Structured figure records:
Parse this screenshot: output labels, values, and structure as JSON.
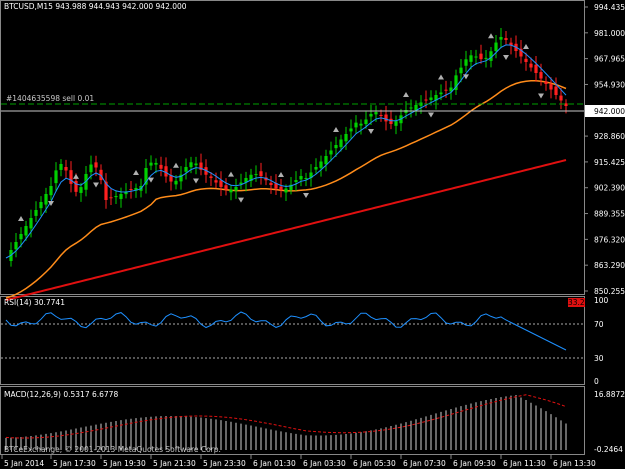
{
  "symbol_line": "BTCUSD,M15  943.988 944.943 942.000 942.000",
  "order_label": "#1404635598 sell 0.01",
  "current_price_label": "942.000",
  "price_axis_ticks": [
    "994.435",
    "981.000",
    "967.965",
    "954.930",
    "942.000",
    "928.860",
    "915.425",
    "902.390",
    "889.355",
    "876.320",
    "863.290",
    "850.255"
  ],
  "rsi": {
    "title": "RSI(14) 30.7741",
    "corner_label": "33.267",
    "levels": [
      70,
      30
    ],
    "axis_ticks": [
      "100",
      "70",
      "30",
      "0"
    ]
  },
  "macd": {
    "title": "MACD(12,26,9) 0.5317 6.6778",
    "axis_ticks": [
      "16.8872",
      "-0.2464"
    ],
    "copyright": "BTCeExchange, © 2001-2013 MetaQuotes Software Corp."
  },
  "time_axis": [
    "5 Jan 2014",
    "5 Jan 17:30",
    "5 Jan 19:30",
    "5 Jan 21:30",
    "5 Jan 23:30",
    "6 Jan 01:30",
    "6 Jan 03:30",
    "6 Jan 05:30",
    "6 Jan 07:30",
    "6 Jan 09:30",
    "6 Jan 11:30",
    "6 Jan 13:30"
  ],
  "colors": {
    "background": "#000000",
    "bull_candle": "#00d000",
    "bear_candle": "#ff2020",
    "ma_fast": "#1e90ff",
    "ma_mid": "#ff8c1a",
    "ma_slow": "#e01010",
    "rsi_line": "#1e90ff",
    "macd_signal": "#e01010",
    "order_line": "#00a000"
  }
}
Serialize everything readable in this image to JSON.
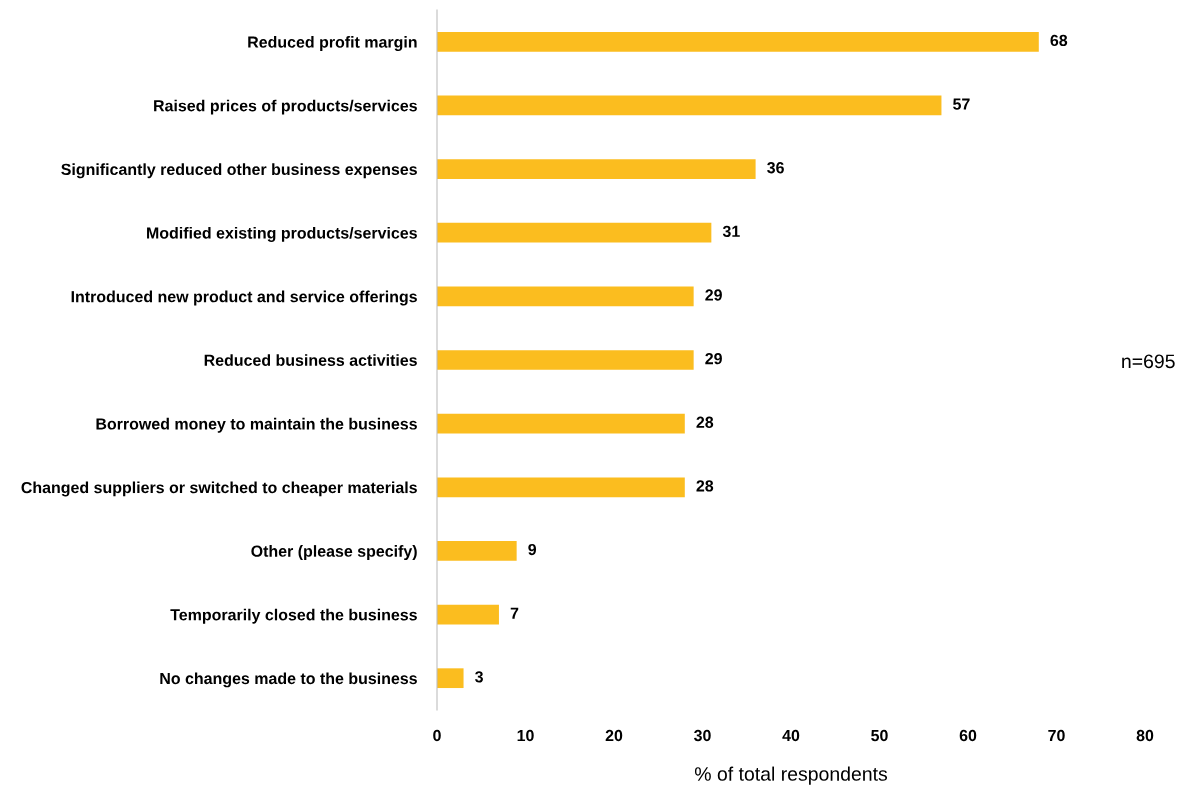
{
  "chart_data": {
    "type": "bar",
    "orientation": "horizontal",
    "xlabel": "% of total respondents",
    "categories": [
      "Reduced profit margin",
      "Raised prices of products/services",
      "Significantly reduced other business expenses",
      "Modified existing products/services",
      "Introduced new product and service offerings",
      "Reduced business activities",
      "Borrowed money to maintain the business",
      "Changed suppliers or switched to cheaper materials",
      "Other (please specify)",
      "Temporarily closed the business",
      "No changes made to the business"
    ],
    "values": [
      68,
      57,
      36,
      31,
      29,
      29,
      28,
      28,
      9,
      7,
      3
    ],
    "color": "#fbbd1f",
    "xlim": [
      0,
      80
    ],
    "xticks": [
      0,
      10,
      20,
      30,
      40,
      50,
      60,
      70,
      80
    ],
    "data_labels": true,
    "grid": false,
    "legend": false,
    "annotations": [
      "n=695"
    ]
  }
}
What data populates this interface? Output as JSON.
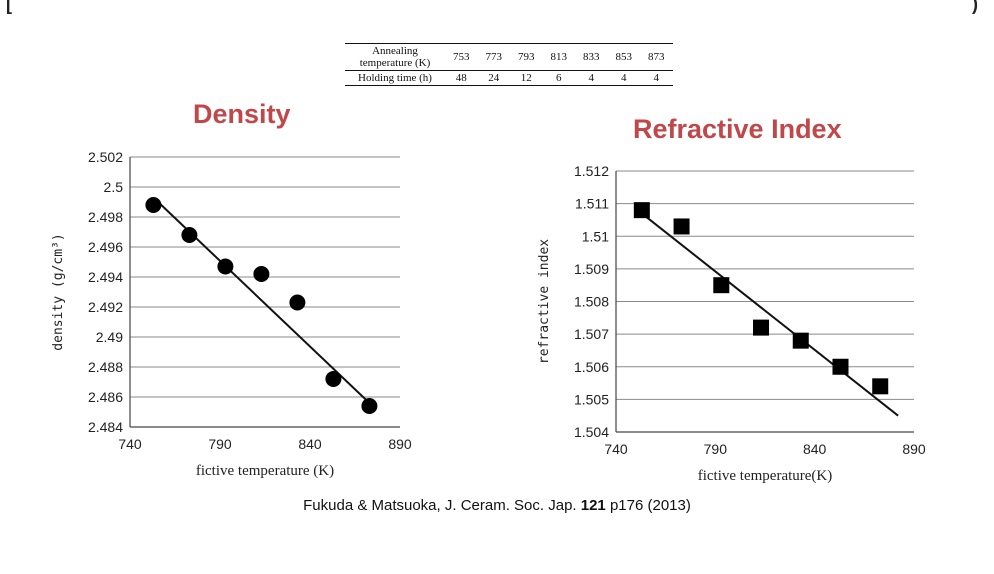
{
  "table": {
    "row1_label": "Annealing temperature (K)",
    "row1_values": [
      "753",
      "773",
      "793",
      "813",
      "833",
      "853",
      "873"
    ],
    "row2_label": "Holding time (h)",
    "row2_values": [
      "48",
      "24",
      "12",
      "6",
      "4",
      "4",
      "4"
    ]
  },
  "chart_data": [
    {
      "type": "scatter",
      "title": "Density",
      "xlabel": "fictive temperature (K)",
      "ylabel": "density (g/cm³)",
      "xlim": [
        740,
        890
      ],
      "ylim": [
        2.484,
        2.502
      ],
      "x_ticks": [
        "740",
        "790",
        "840",
        "890"
      ],
      "y_ticks": [
        "2.484",
        "2.486",
        "2.488",
        "2.49",
        "2.492",
        "2.494",
        "2.496",
        "2.498",
        "2.5",
        "2.502"
      ],
      "grid": "horizontal",
      "marker": "circle",
      "x": [
        753,
        773,
        793,
        813,
        833,
        853,
        873
      ],
      "y": [
        2.4988,
        2.4968,
        2.4947,
        2.4942,
        2.4923,
        2.4872,
        2.4854
      ],
      "fit_line": {
        "x": [
          753,
          873
        ],
        "y": [
          2.4993,
          2.4856
        ]
      }
    },
    {
      "type": "scatter",
      "title": "Refractive Index",
      "xlabel": "fictive temperature(K)",
      "ylabel": "refractive index",
      "xlim": [
        740,
        890
      ],
      "ylim": [
        1.504,
        1.512
      ],
      "x_ticks": [
        "740",
        "790",
        "840",
        "890"
      ],
      "y_ticks": [
        "1.504",
        "1.505",
        "1.506",
        "1.507",
        "1.508",
        "1.509",
        "1.51",
        "1.511",
        "1.512"
      ],
      "grid": "horizontal",
      "marker": "square",
      "x": [
        753,
        773,
        793,
        813,
        833,
        853,
        873
      ],
      "y": [
        1.5108,
        1.5103,
        1.5085,
        1.5072,
        1.5068,
        1.506,
        1.5054
      ],
      "fit_line": {
        "x": [
          753,
          882
        ],
        "y": [
          1.5107,
          1.5045
        ]
      }
    }
  ],
  "citation": {
    "before": "Fukuda & Matsuoka, J. Ceram. Soc. Jap. ",
    "volume": "121",
    "after": " p176 (2013)"
  }
}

**PROMPT**
Exclude all images and restate the records above word for word.

**ANSWER TO THE TASK**
Parse this screenshot: output labels, values, and structure as JSON.
{
  "symbol_line": "BTCUSD,M15  943.988 944.943 942.000 942.000",
  "order_label": "#1404635598 sell 0.01",
  "current_price_label": "942.000",
  "price_axis_ticks": [
    "994.435",
    "981.000",
    "967.965",
    "954.930",
    "942.000",
    "928.860",
    "915.425",
    "902.390",
    "889.355",
    "876.320",
    "863.290",
    "850.255"
  ],
  "rsi": {
    "title": "RSI(14) 30.7741",
    "corner_label": "33.267",
    "levels": [
      70,
      30
    ],
    "axis_ticks": [
      "100",
      "70",
      "30",
      "0"
    ]
  },
  "macd": {
    "title": "MACD(12,26,9) 0.5317 6.6778",
    "axis_ticks": [
      "16.8872",
      "-0.2464"
    ],
    "copyright": "BTCeExchange, © 2001-2013 MetaQuotes Software Corp."
  },
  "time_axis": [
    "5 Jan 2014",
    "5 Jan 17:30",
    "5 Jan 19:30",
    "5 Jan 21:30",
    "5 Jan 23:30",
    "6 Jan 01:30",
    "6 Jan 03:30",
    "6 Jan 05:30",
    "6 Jan 07:30",
    "6 Jan 09:30",
    "6 Jan 11:30",
    "6 Jan 13:30"
  ],
  "colors": {
    "background": "#000000",
    "bull_candle": "#00d000",
    "bear_candle": "#ff2020",
    "ma_fast": "#1e90ff",
    "ma_mid": "#ff8c1a",
    "ma_slow": "#e01010",
    "rsi_line": "#1e90ff",
    "macd_signal": "#e01010",
    "order_line": "#00a000"
  }
}
Serialize everything readable in this image to JSON.
{
  "chart_data": {
    "type": "bar",
    "orientation": "horizontal",
    "xlabel": "% of total respondents",
    "categories": [
      "Reduced profit margin",
      "Raised prices of products/services",
      "Significantly reduced other business expenses",
      "Modified existing products/services",
      "Introduced new product and service offerings",
      "Reduced business activities",
      "Borrowed money to maintain the business",
      "Changed suppliers or switched to cheaper materials",
      "Other (please specify)",
      "Temporarily closed the business",
      "No changes made to the business"
    ],
    "values": [
      68,
      57,
      36,
      31,
      29,
      29,
      28,
      28,
      9,
      7,
      3
    ],
    "color": "#fbbd1f",
    "xlim": [
      0,
      80
    ],
    "xticks": [
      0,
      10,
      20,
      30,
      40,
      50,
      60,
      70,
      80
    ],
    "data_labels": true,
    "grid": false,
    "legend": false,
    "annotations": [
      "n=695"
    ]
  }
}
What data populates this interface? Output as JSON.
{
  "table": {
    "row1_label": "Annealing temperature (K)",
    "row1_values": [
      "753",
      "773",
      "793",
      "813",
      "833",
      "853",
      "873"
    ],
    "row2_label": "Holding time (h)",
    "row2_values": [
      "48",
      "24",
      "12",
      "6",
      "4",
      "4",
      "4"
    ]
  },
  "chart_data": [
    {
      "type": "scatter",
      "title": "Density",
      "xlabel": "fictive temperature (K)",
      "ylabel": "density (g/cm³)",
      "xlim": [
        740,
        890
      ],
      "ylim": [
        2.484,
        2.502
      ],
      "x_ticks": [
        "740",
        "790",
        "840",
        "890"
      ],
      "y_ticks": [
        "2.484",
        "2.486",
        "2.488",
        "2.49",
        "2.492",
        "2.494",
        "2.496",
        "2.498",
        "2.5",
        "2.502"
      ],
      "grid": "horizontal",
      "marker": "circle",
      "x": [
        753,
        773,
        793,
        813,
        833,
        853,
        873
      ],
      "y": [
        2.4988,
        2.4968,
        2.4947,
        2.4942,
        2.4923,
        2.4872,
        2.4854
      ],
      "fit_line": {
        "x": [
          753,
          873
        ],
        "y": [
          2.4993,
          2.4856
        ]
      }
    },
    {
      "type": "scatter",
      "title": "Refractive Index",
      "xlabel": "fictive temperature(K)",
      "ylabel": "refractive index",
      "xlim": [
        740,
        890
      ],
      "ylim": [
        1.504,
        1.512
      ],
      "x_ticks": [
        "740",
        "790",
        "840",
        "890"
      ],
      "y_ticks": [
        "1.504",
        "1.505",
        "1.506",
        "1.507",
        "1.508",
        "1.509",
        "1.51",
        "1.511",
        "1.512"
      ],
      "grid": "horizontal",
      "marker": "square",
      "x": [
        753,
        773,
        793,
        813,
        833,
        853,
        873
      ],
      "y": [
        1.5108,
        1.5103,
        1.5085,
        1.5072,
        1.5068,
        1.506,
        1.5054
      ],
      "fit_line": {
        "x": [
          753,
          882
        ],
        "y": [
          1.5107,
          1.5045
        ]
      }
    }
  ],
  "citation": {
    "before": "Fukuda & Matsuoka, J. Ceram. Soc. Jap. ",
    "volume": "121",
    "after": " p176 (2013)"
  }
}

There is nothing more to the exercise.